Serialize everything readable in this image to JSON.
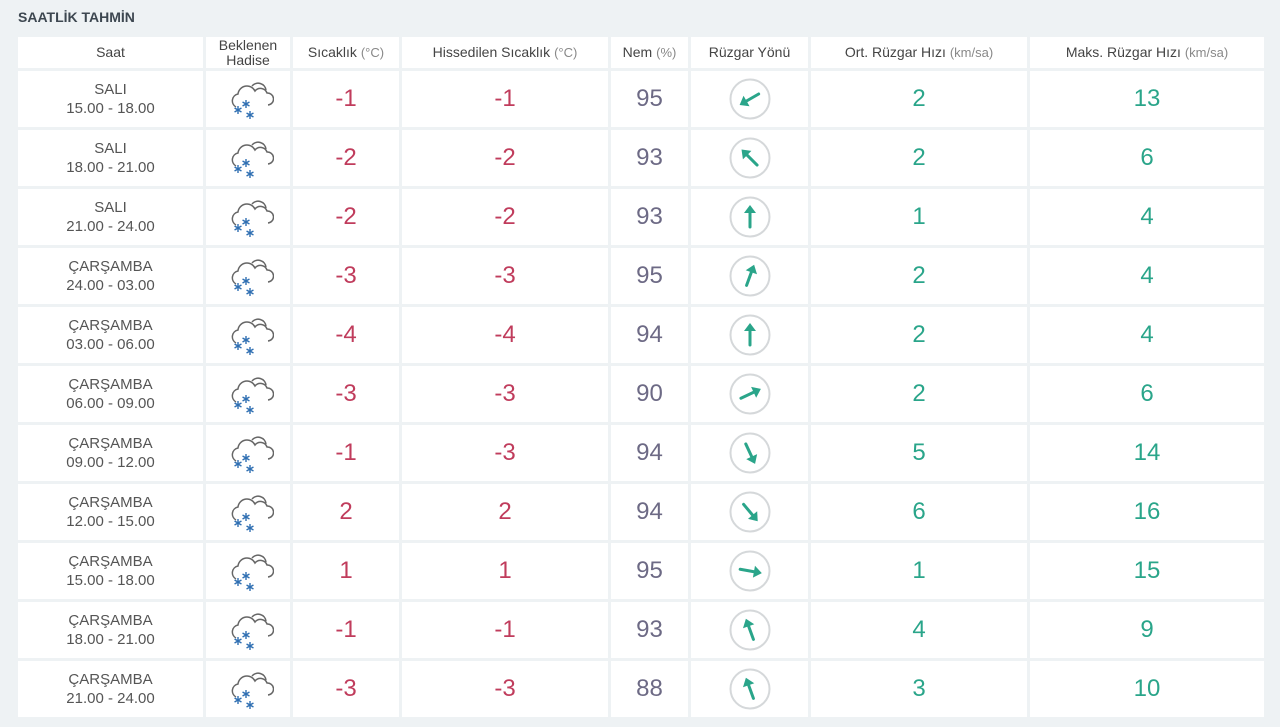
{
  "title": "SAATLİK TAHMİN",
  "table": {
    "header": [
      {
        "label": "Saat"
      },
      {
        "label": "Beklenen Hadise"
      },
      {
        "label": "Sıcaklık",
        "unit": "(°C)"
      },
      {
        "label": "Hissedilen Sıcaklık",
        "unit": "(°C)"
      },
      {
        "label": "Nem",
        "unit": "(%)"
      },
      {
        "label": "Rüzgar Yönü"
      },
      {
        "label": "Ort. Rüzgar Hızı",
        "unit": "(km/sa)"
      },
      {
        "label": "Maks. Rüzgar Hızı",
        "unit": "(km/sa)"
      }
    ],
    "rows": [
      {
        "day": "SALI",
        "time": "15.00 - 18.00",
        "temp": -1,
        "feels": -1,
        "humidity": 95,
        "wind_direction": 240,
        "wind_avg": 2,
        "wind_max": 13
      },
      {
        "day": "SALI",
        "time": "18.00 - 21.00",
        "temp": -2,
        "feels": -2,
        "humidity": 93,
        "wind_direction": 315,
        "wind_avg": 2,
        "wind_max": 6
      },
      {
        "day": "SALI",
        "time": "21.00 - 24.00",
        "temp": -2,
        "feels": -2,
        "humidity": 93,
        "wind_direction": 0,
        "wind_avg": 1,
        "wind_max": 4
      },
      {
        "day": "ÇARŞAMBA",
        "time": "24.00 - 03.00",
        "temp": -3,
        "feels": -3,
        "humidity": 95,
        "wind_direction": 20,
        "wind_avg": 2,
        "wind_max": 4
      },
      {
        "day": "ÇARŞAMBA",
        "time": "03.00 - 06.00",
        "temp": -4,
        "feels": -4,
        "humidity": 94,
        "wind_direction": 0,
        "wind_avg": 2,
        "wind_max": 4
      },
      {
        "day": "ÇARŞAMBA",
        "time": "06.00 - 09.00",
        "temp": -3,
        "feels": -3,
        "humidity": 90,
        "wind_direction": 65,
        "wind_avg": 2,
        "wind_max": 6
      },
      {
        "day": "ÇARŞAMBA",
        "time": "09.00 - 12.00",
        "temp": -1,
        "feels": -3,
        "humidity": 94,
        "wind_direction": 155,
        "wind_avg": 5,
        "wind_max": 14
      },
      {
        "day": "ÇARŞAMBA",
        "time": "12.00 - 15.00",
        "temp": 2,
        "feels": 2,
        "humidity": 94,
        "wind_direction": 140,
        "wind_avg": 6,
        "wind_max": 16
      },
      {
        "day": "ÇARŞAMBA",
        "time": "15.00 - 18.00",
        "temp": 1,
        "feels": 1,
        "humidity": 95,
        "wind_direction": 100,
        "wind_avg": 1,
        "wind_max": 15
      },
      {
        "day": "ÇARŞAMBA",
        "time": "18.00 - 21.00",
        "temp": -1,
        "feels": -1,
        "humidity": 93,
        "wind_direction": 340,
        "wind_avg": 4,
        "wind_max": 9
      },
      {
        "day": "ÇARŞAMBA",
        "time": "21.00 - 24.00",
        "temp": -3,
        "feels": -3,
        "humidity": 88,
        "wind_direction": 340,
        "wind_avg": 3,
        "wind_max": 10
      }
    ]
  }
}
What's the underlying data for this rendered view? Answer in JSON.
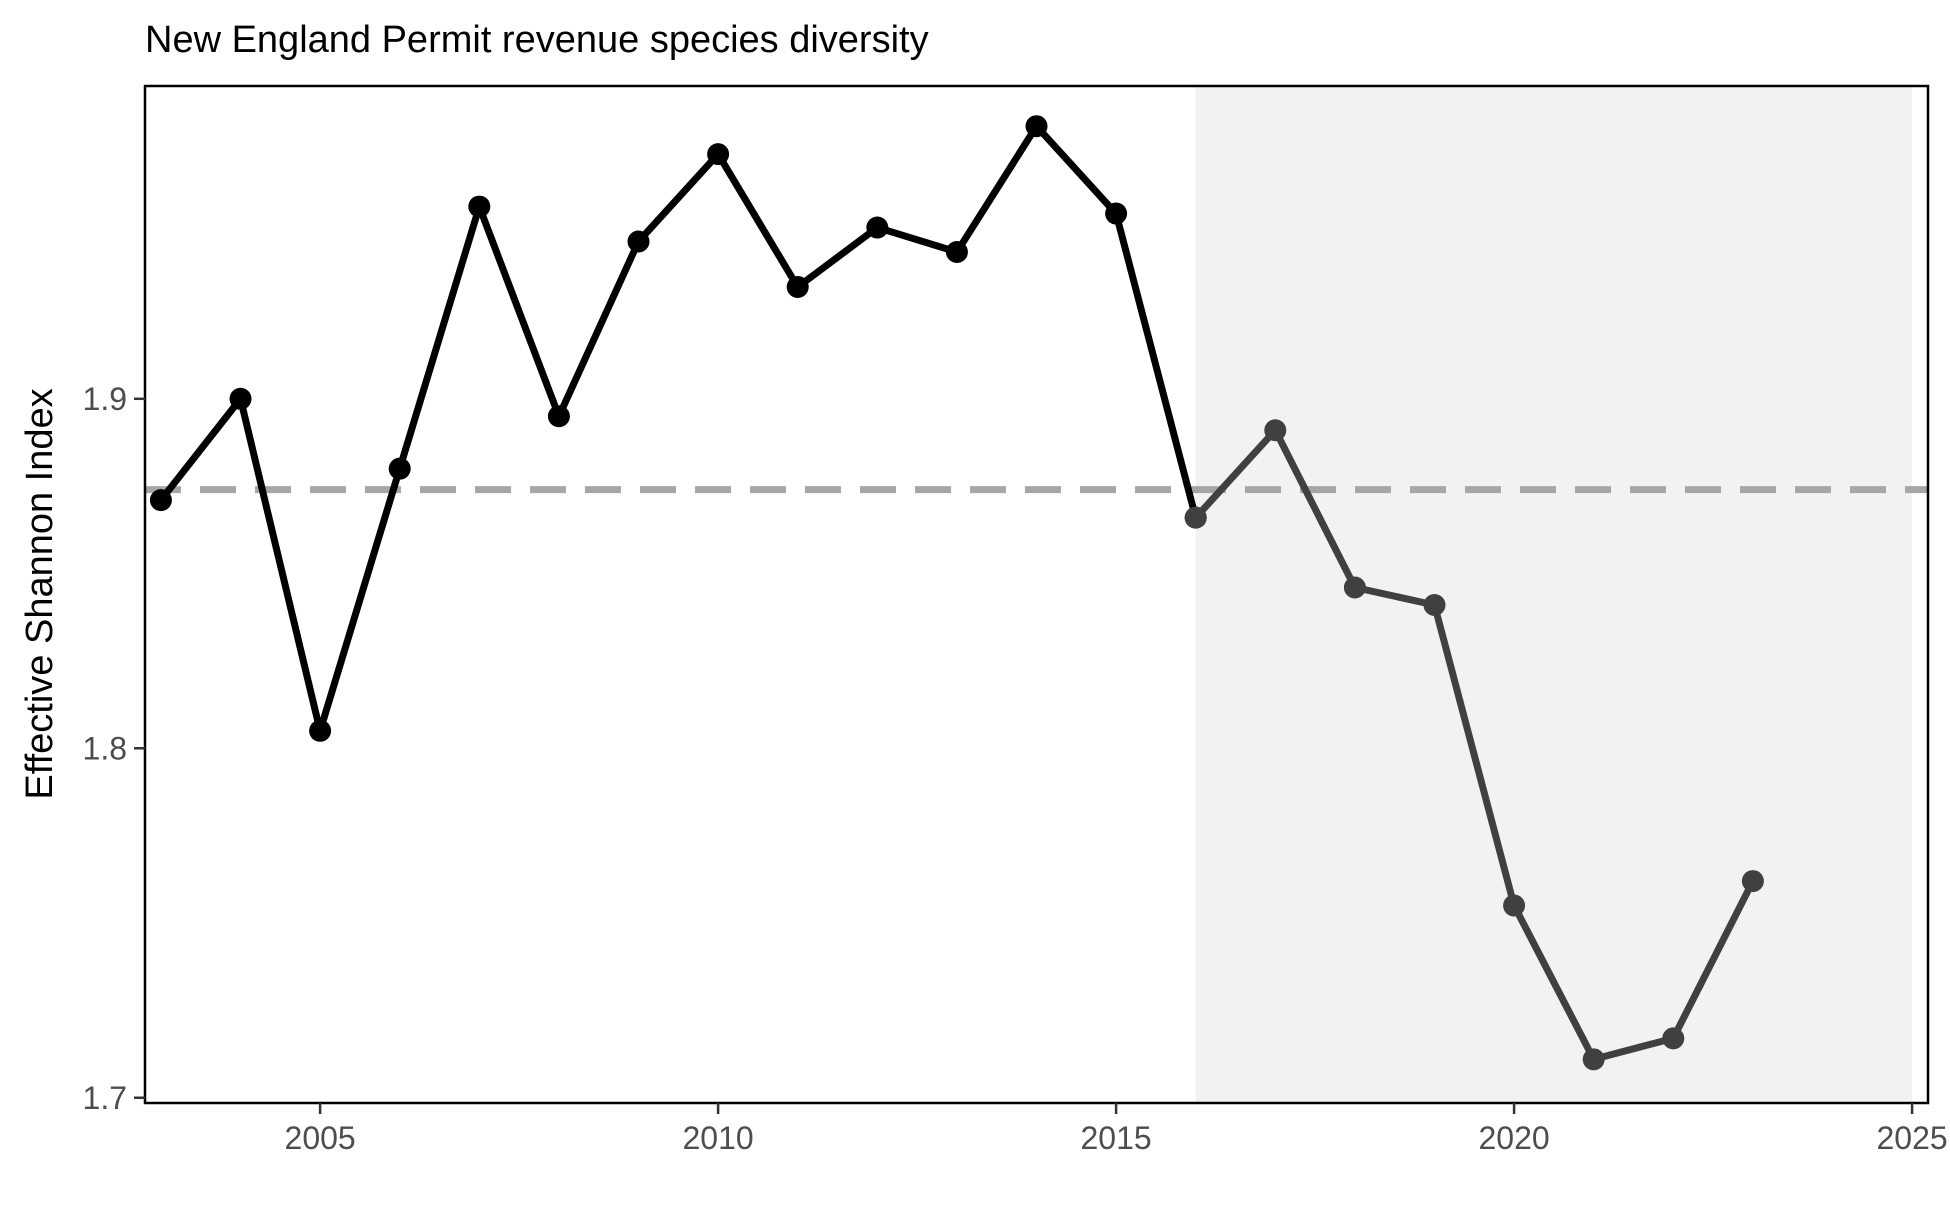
{
  "chart_data": {
    "type": "line",
    "title": "New England Permit revenue species diversity",
    "xlabel": "",
    "ylabel": "Effective Shannon Index",
    "xlim": [
      2002.8,
      2025.2
    ],
    "ylim": [
      1.6985,
      1.9895
    ],
    "x_ticks": [
      2005,
      2010,
      2015,
      2020,
      2025
    ],
    "x_tick_labels": [
      "2005",
      "2010",
      "2015",
      "2020",
      "2025"
    ],
    "y_ticks": [
      1.7,
      1.8,
      1.9
    ],
    "y_tick_labels": [
      "1.7",
      "1.8",
      "1.9"
    ],
    "grid": false,
    "reference_line": {
      "y": 1.874,
      "style": "dashed",
      "color": "#a6a6a6"
    },
    "shaded_region": {
      "x_start": 2016,
      "x_end": 2025,
      "color": "#f2f2f2"
    },
    "series": [
      {
        "color": "#000000",
        "x": [
          2003,
          2004,
          2005,
          2006,
          2007,
          2008,
          2009,
          2010,
          2011,
          2012,
          2013,
          2014,
          2015,
          2016
        ],
        "values": [
          1.871,
          1.9,
          1.805,
          1.88,
          1.955,
          1.895,
          1.945,
          1.97,
          1.932,
          1.949,
          1.942,
          1.978,
          1.953,
          1.866
        ]
      },
      {
        "color": "#404040",
        "x": [
          2016,
          2017,
          2018,
          2019,
          2020,
          2021,
          2022,
          2023
        ],
        "values": [
          1.866,
          1.891,
          1.846,
          1.841,
          1.755,
          1.711,
          1.717,
          1.762
        ]
      }
    ]
  }
}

————

# [WHAT IS NEEDED]
From the data, list each line in which the string "this" appears.

# [RESULT]
Serialize everything readable in this image to JSON.
What's the underlying data for this rendered view? Answer in JSON.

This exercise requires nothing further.